WRITTEN PROBLEM> Look below and pull out each line with the word "دورة".
start EXTRACTED RECORDS
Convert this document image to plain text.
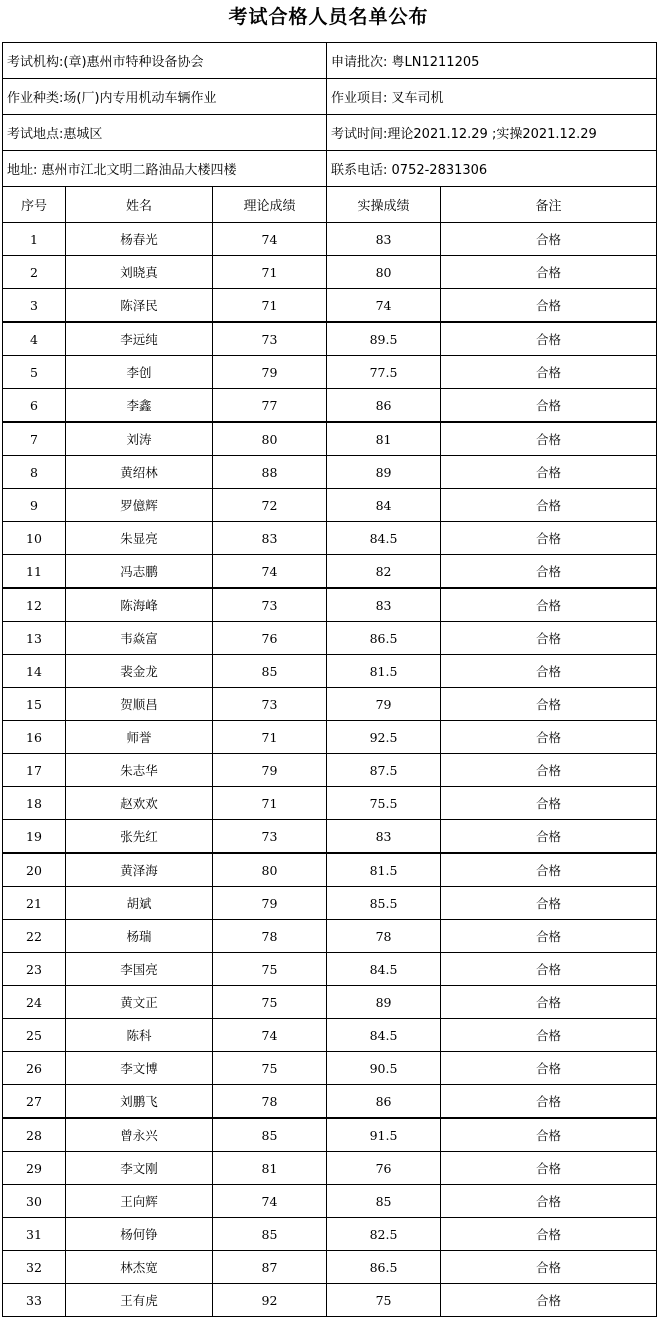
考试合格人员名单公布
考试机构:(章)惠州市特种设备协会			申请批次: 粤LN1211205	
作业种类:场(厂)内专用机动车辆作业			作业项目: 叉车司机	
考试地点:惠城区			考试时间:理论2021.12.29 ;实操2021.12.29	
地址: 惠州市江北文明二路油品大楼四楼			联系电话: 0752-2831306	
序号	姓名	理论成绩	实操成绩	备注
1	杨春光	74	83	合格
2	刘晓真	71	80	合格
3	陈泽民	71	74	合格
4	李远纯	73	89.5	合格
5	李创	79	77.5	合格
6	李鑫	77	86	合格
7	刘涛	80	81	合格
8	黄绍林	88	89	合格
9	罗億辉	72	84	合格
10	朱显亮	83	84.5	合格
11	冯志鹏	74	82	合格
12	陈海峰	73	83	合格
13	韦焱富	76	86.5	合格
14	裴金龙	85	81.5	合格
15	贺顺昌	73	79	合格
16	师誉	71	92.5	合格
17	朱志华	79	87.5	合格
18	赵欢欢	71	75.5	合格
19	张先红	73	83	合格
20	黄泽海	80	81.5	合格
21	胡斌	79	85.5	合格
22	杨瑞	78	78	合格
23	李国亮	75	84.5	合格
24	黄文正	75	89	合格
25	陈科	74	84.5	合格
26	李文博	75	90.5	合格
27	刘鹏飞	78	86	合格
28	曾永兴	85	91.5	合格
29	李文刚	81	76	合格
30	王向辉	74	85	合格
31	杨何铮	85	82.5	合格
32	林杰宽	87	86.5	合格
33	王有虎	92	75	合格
end EXTRACTED RECORDS
start EXTRACTED RECORDS
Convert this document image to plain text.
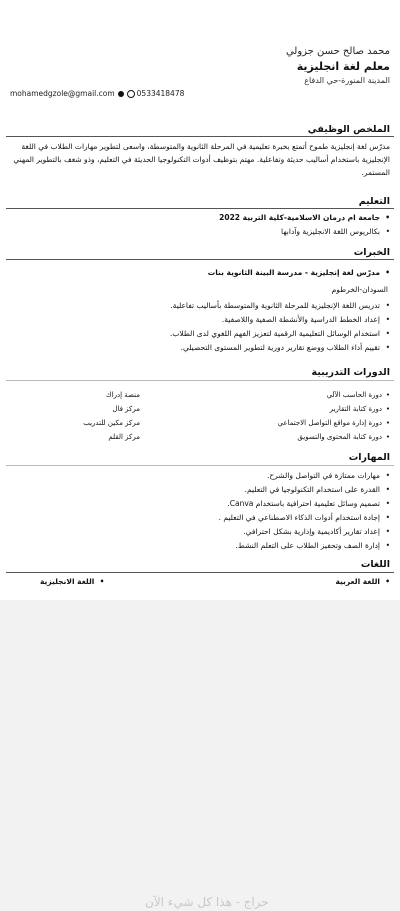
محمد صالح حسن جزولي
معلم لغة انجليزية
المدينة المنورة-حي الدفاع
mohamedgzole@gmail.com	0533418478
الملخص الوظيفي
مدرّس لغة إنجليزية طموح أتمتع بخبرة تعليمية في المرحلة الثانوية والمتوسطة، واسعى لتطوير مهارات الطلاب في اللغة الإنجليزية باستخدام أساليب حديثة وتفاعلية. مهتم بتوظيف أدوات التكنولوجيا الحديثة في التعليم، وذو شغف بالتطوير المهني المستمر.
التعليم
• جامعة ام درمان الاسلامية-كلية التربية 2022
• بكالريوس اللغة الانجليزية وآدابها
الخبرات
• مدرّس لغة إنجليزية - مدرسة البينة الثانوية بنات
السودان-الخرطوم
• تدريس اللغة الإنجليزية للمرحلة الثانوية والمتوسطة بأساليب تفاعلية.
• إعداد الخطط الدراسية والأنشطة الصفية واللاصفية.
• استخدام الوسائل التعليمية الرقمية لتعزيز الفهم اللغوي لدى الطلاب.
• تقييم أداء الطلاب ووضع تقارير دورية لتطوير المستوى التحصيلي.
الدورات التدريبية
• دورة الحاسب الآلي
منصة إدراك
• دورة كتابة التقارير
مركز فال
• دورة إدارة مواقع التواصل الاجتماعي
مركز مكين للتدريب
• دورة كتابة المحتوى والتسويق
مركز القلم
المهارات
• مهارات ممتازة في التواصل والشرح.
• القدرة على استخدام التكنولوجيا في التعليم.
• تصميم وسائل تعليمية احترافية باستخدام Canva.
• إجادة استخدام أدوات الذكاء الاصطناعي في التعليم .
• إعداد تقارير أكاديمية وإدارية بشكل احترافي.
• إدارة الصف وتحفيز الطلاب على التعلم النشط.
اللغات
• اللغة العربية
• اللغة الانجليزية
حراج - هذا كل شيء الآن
end EXTRACTED RECORDS
start EXTRACTED RECORDS
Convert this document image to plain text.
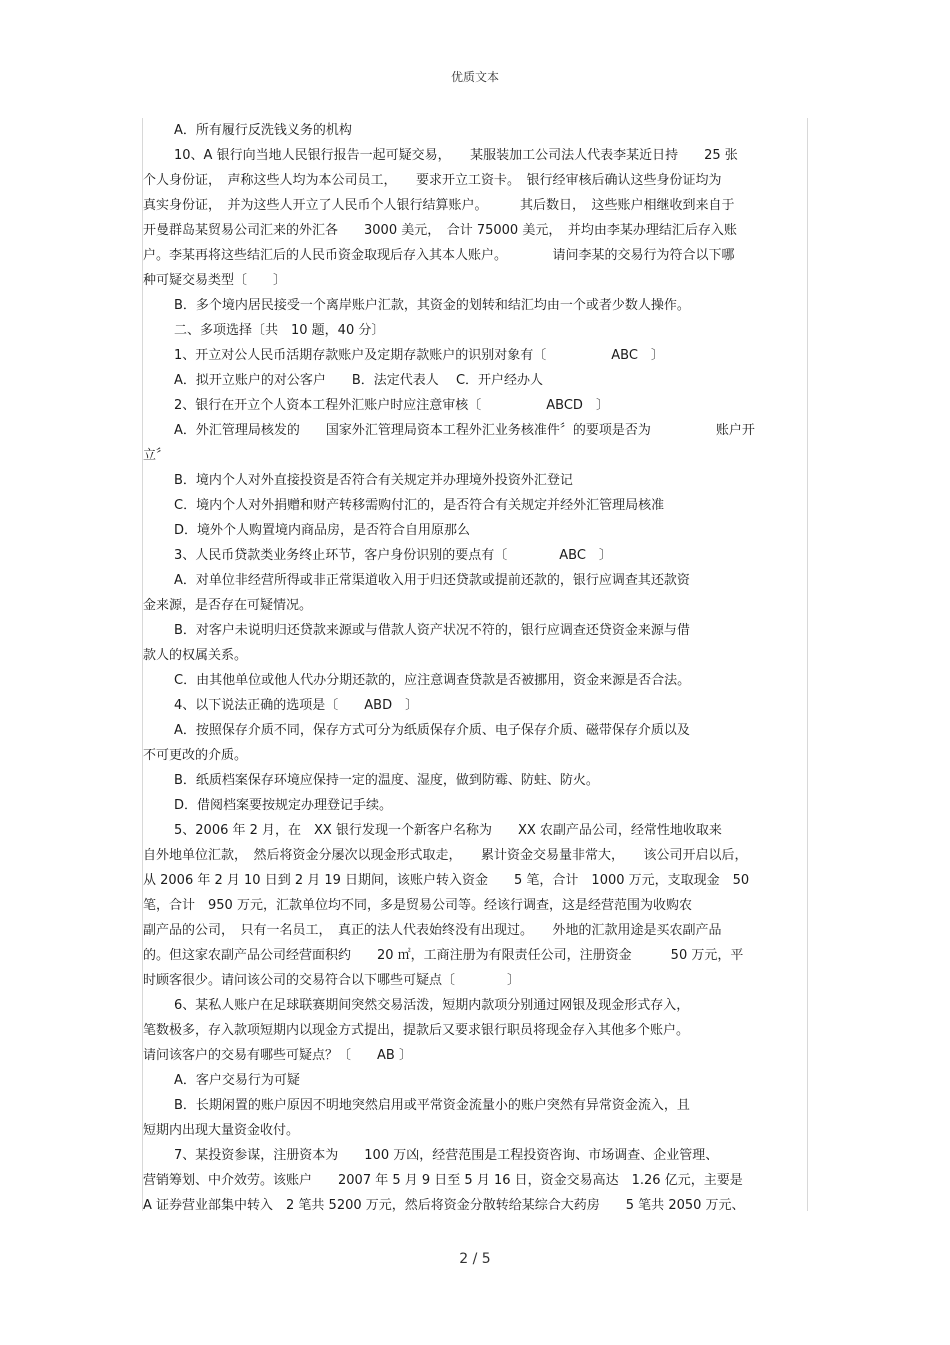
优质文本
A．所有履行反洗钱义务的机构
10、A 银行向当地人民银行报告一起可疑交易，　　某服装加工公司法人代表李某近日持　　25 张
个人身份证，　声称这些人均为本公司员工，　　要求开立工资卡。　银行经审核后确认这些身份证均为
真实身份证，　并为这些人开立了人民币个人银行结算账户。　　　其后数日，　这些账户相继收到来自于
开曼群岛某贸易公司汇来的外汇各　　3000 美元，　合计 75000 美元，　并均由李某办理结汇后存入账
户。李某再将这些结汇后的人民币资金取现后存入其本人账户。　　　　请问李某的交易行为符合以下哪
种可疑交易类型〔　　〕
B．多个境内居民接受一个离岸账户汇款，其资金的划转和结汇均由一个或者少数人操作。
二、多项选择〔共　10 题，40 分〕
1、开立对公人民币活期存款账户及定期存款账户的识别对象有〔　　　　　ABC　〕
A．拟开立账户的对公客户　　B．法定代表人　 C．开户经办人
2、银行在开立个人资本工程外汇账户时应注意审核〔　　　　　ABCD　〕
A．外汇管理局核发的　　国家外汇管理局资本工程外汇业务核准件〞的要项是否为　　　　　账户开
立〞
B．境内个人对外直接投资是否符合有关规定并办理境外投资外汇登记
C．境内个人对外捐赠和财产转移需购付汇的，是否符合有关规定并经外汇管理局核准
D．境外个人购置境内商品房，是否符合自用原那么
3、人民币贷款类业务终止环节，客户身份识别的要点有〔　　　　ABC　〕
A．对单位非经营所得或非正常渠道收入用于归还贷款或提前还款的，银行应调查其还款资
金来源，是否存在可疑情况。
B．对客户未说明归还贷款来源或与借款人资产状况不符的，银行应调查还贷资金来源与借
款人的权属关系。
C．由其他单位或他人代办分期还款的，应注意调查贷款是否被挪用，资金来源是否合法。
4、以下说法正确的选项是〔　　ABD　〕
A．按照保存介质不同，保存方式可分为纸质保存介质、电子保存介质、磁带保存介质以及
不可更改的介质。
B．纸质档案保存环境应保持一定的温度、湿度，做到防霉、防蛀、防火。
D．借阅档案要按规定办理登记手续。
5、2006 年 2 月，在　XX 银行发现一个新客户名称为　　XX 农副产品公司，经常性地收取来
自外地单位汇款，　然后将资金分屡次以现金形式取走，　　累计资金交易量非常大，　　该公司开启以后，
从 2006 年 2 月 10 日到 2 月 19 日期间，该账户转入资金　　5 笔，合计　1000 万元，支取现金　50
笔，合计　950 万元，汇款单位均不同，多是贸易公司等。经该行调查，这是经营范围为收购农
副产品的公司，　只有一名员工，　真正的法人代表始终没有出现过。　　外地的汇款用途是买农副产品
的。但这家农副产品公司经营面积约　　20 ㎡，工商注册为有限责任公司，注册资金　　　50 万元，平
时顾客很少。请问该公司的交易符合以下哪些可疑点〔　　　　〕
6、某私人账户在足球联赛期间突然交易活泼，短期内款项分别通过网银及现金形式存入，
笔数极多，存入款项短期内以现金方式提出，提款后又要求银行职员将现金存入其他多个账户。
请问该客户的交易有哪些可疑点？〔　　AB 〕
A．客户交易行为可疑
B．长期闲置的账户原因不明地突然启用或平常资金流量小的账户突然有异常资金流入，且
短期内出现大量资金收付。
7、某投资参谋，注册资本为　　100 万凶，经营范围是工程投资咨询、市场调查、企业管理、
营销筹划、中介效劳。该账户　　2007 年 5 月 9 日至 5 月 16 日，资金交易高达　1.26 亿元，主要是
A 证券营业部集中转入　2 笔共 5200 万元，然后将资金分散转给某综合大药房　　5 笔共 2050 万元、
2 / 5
end EXTRACTED RECORDS
RESULT OF THIS EXERCISE>
• دورة الحاسب الآلي
• دورة كتابة التقارير
• دورة إدارة مواقع التواصل الاجتماعي
• دورة كتابة المحتوى والتسويق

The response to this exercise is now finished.